Requirement A: List every organization that appears under the Associations heading in the page on Vishwakarma University.
Requirement B: Transcribe the part of the page on Vishwakarma University between "Journalism and Mass" and "York, Binghamton, U.S.A.", inclusive.

Vishwakarma University is located in Pune, Maharashtra, India.

History
The Vishwakarma University was established on 3 May 2017 as a State Private University by the Government of Maharashtra. The university enjoys an autonomy in designing its own curriculum, teaching methods, examination system and awarding degrees as per the provisions of Vishwakarma University Act 2017. The academic programs commenced from June 2017.

Campus
Vishwakarma University has a campus located in Kondwa, suburbs of Pune city in Maharashtra, India. It is 10 km from Pune station and 17 km from Pune airport.

Organisation
The Vishwakarma University is a natural offshoot of the Vishwakarma Group's educational legacy spanning 35 years. The Group functions under the framework of Bansilal Ramnath Agarwal Charitable Trust(BRACT). The Trust runs several educational institutes, a publishing division, retail stores, a managing consultancy and a temple under its aegis.

The first educational venture of the trust - Vishwakarma Institute of Technology (VIT) was established in the year 1983. Vishwakarma Vidyalaya was established in the year 1986, followed by a series of educational institutes in the subsequent years. Presently, the Vishwakarma Group has 1500 full-time employees, 17 educational institutes that have programmes ranging from high school, junior school, undergraduate, postgraduate to Phd. Programmes, in the fields of engineering, law, management, marine engineering, and value added programmes with approximately 17,000 student enrollments.

Departments/ Centers

Art and Design -
 Department of Fashion and Apparel
 Department of Graphic and Multimedia
 Department of Interior Design and Decoration
 Department of Fashion Design and Apparel Technology
 Department of Graphic Design and Multimedia Technology
 Department of Interior Design and Decoration Technology

Science and Technology -
 Department of Mechanical Engineering
 Department of Computer Engineering
 Department of Artificial Intelligence and Data Sciences

Centre for Professional Excellence in Engineering -
 Centre for Professional Excellence 4.0
 Department of Mathematics and Statistics
 Department of Basic Science
 Department of Biotech and Bioinformatics
 Department of Computer Science
 Department of Health and Wellness

Commerce and Management -
 Department of Business Administration 
 Department of Commerce

Interdisciplinary Studies -
 Department of Vocational Education
 Department of Professional Education

Humanities and Social Science -
 Department of Psychology
 Department of Economics
 Department of Public Administration
 Department of Foreign Languages
 Department of Philosophy and Culture
 Department of Liberal Arts
 Department of Travel and Tourism

Journalism and Mass Communication -
 Department of Media, Communication and Journalism

Law -
 Department of Law and Governance

Associations
 IBM
 TATA Technologies
 Korean Institute of Science and Technology
 State University of New York, Binghamton, U.S.A.

Material:
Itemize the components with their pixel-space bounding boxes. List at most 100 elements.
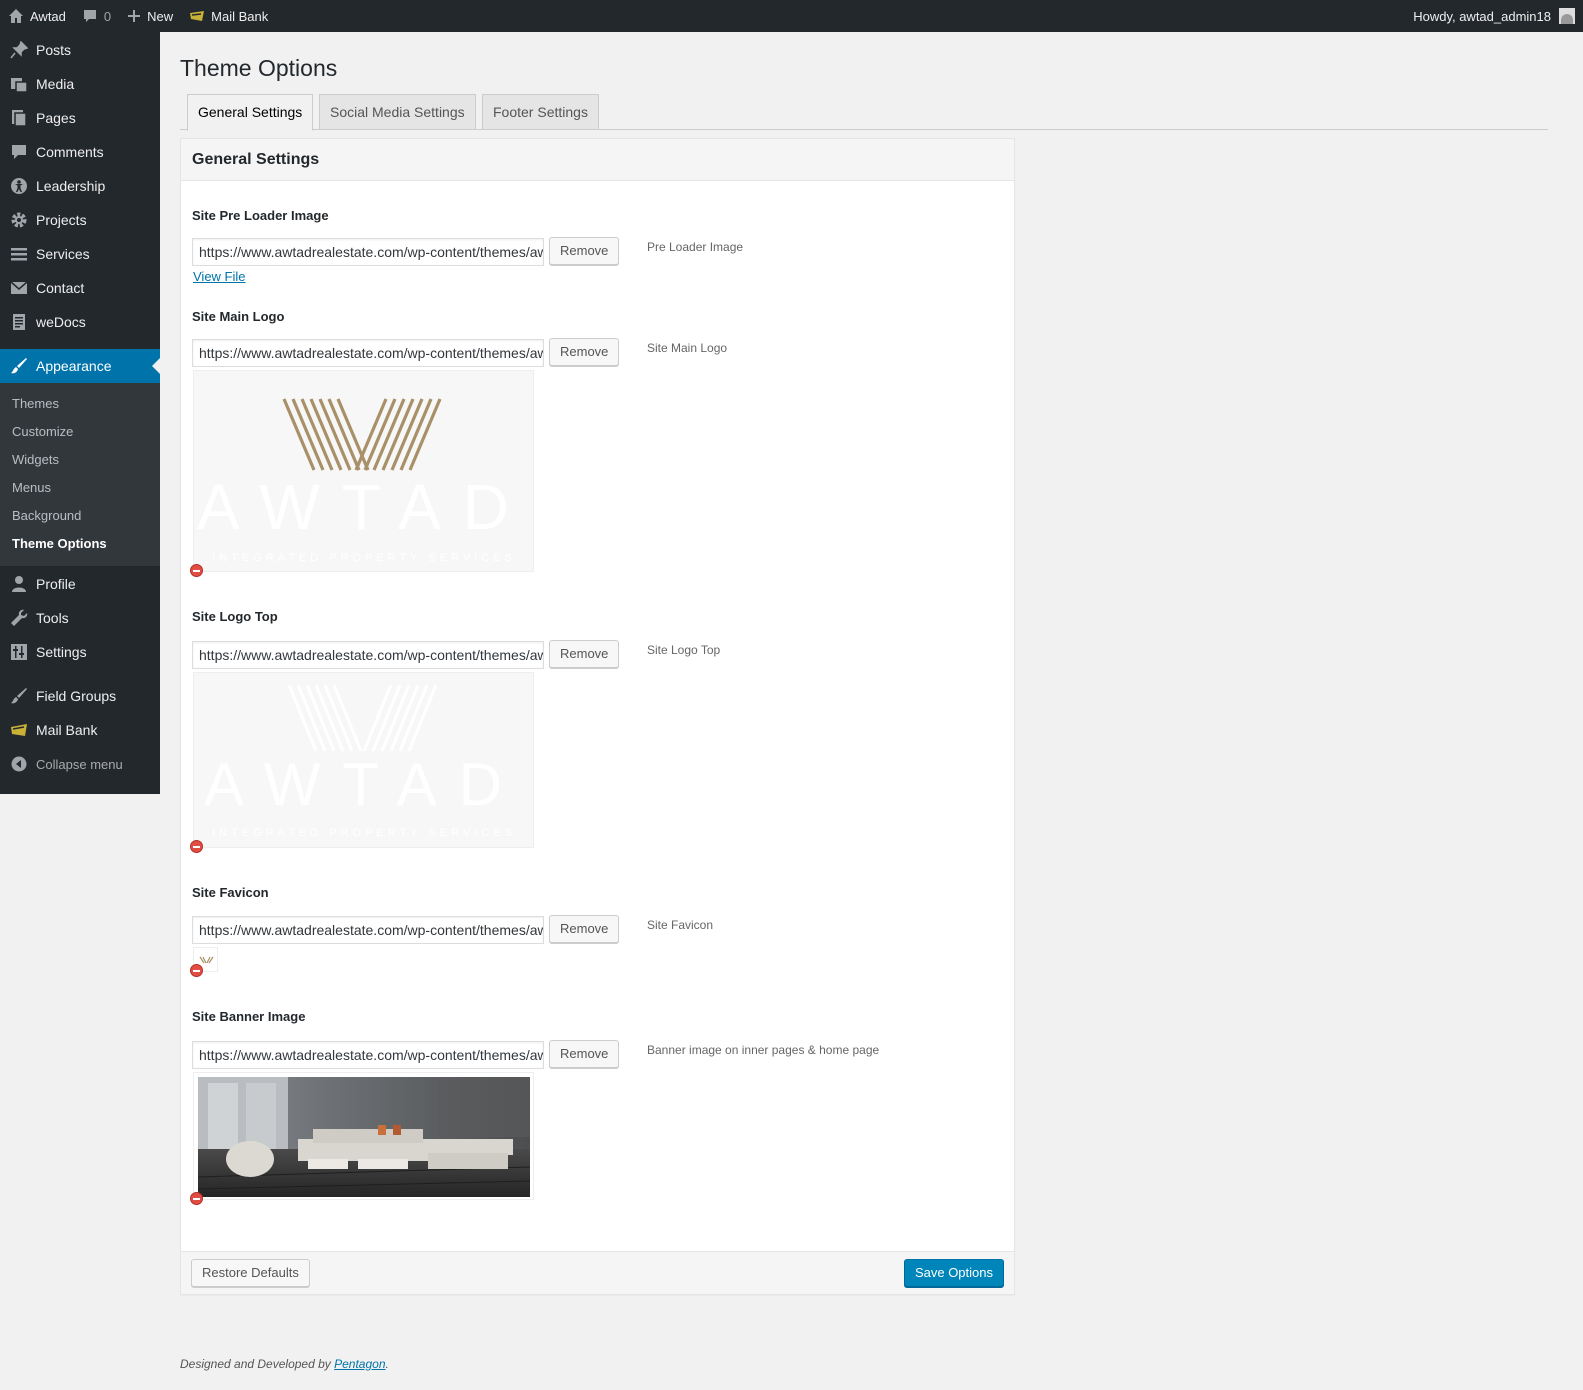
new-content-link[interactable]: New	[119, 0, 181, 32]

Worked solution A:
IBM
TATA Technologies
Korean Institute of Science and Technology
State University of New York, Binghamton, U.S.A.

Worked solution B:
Journalism and Mass Communication -
 Department of Media, Communication and Journalism

Law -
 Department of Law and Governance

Associations
 IBM
 TATA Technologies
 Korean Institute of Science and Technology
 State University of New York, Binghamton, U.S.A.